-------- Source data

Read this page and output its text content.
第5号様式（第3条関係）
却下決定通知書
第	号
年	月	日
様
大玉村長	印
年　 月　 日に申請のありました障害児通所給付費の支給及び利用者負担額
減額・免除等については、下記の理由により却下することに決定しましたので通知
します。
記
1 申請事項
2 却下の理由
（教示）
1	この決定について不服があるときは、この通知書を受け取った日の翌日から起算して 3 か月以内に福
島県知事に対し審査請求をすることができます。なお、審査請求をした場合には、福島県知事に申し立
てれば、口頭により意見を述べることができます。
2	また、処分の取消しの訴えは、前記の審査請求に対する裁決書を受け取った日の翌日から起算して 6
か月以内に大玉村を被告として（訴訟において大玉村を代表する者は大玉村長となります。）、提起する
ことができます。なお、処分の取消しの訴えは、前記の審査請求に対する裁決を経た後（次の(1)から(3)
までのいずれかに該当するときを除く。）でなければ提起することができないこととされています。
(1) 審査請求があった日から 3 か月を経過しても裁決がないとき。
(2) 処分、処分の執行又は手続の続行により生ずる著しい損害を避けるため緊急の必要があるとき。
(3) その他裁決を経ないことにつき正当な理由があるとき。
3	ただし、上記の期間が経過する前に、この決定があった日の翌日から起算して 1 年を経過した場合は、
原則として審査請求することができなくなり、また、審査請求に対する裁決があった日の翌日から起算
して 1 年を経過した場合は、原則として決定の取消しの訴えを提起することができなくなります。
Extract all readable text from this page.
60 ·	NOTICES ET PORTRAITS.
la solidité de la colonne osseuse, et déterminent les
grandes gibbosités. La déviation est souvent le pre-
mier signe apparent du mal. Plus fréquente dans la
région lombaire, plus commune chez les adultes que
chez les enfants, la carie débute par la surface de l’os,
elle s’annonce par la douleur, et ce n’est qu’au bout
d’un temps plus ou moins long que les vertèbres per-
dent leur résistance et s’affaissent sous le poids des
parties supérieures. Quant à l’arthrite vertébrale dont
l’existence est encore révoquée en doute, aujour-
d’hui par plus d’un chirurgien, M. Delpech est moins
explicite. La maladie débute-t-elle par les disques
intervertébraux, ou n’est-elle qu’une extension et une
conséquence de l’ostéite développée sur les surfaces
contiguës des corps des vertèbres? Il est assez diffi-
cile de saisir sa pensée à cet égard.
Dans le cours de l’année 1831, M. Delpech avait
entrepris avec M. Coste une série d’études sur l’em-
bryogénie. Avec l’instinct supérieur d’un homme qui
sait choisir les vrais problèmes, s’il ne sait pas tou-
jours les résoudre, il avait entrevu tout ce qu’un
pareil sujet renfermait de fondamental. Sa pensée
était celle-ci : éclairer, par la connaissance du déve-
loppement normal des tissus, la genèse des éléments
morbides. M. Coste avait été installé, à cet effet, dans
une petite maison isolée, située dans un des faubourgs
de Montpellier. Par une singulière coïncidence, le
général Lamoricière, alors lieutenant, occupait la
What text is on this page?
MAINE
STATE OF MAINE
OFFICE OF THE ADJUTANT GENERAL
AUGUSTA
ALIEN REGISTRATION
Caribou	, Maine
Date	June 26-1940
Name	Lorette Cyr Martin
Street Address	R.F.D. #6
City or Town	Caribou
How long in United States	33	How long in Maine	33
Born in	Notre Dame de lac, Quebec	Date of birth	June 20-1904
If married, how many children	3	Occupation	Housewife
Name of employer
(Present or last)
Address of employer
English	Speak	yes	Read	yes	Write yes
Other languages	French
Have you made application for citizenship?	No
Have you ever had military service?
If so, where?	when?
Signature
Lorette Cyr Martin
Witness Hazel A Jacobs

----------------

## Exercise goal
Return exactly the lines from the one containing "What text is on this page?" through the last line of the records above, both included, and nothing else.

## The solution
What text is on this page?
MAINE
STATE OF MAINE
OFFICE OF THE ADJUTANT GENERAL
AUGUSTA
ALIEN REGISTRATION
Caribou	, Maine
Date	June 26-1940
Name	Lorette Cyr Martin
Street Address	R.F.D. #6
City or Town	Caribou
How long in United States	33	How long in Maine	33
Born in	Notre Dame de lac, Quebec	Date of birth	June 20-1904
If married, how many children	3	Occupation	Housewife
Name of employer
(Present or last)
Address of employer
English	Speak	yes	Read	yes	Write yes
Other languages	French
Have you made application for citizenship?	No
Have you ever had military service?
If so, where?	when?
Signature
Lorette Cyr Martin
Witness Hazel A Jacobs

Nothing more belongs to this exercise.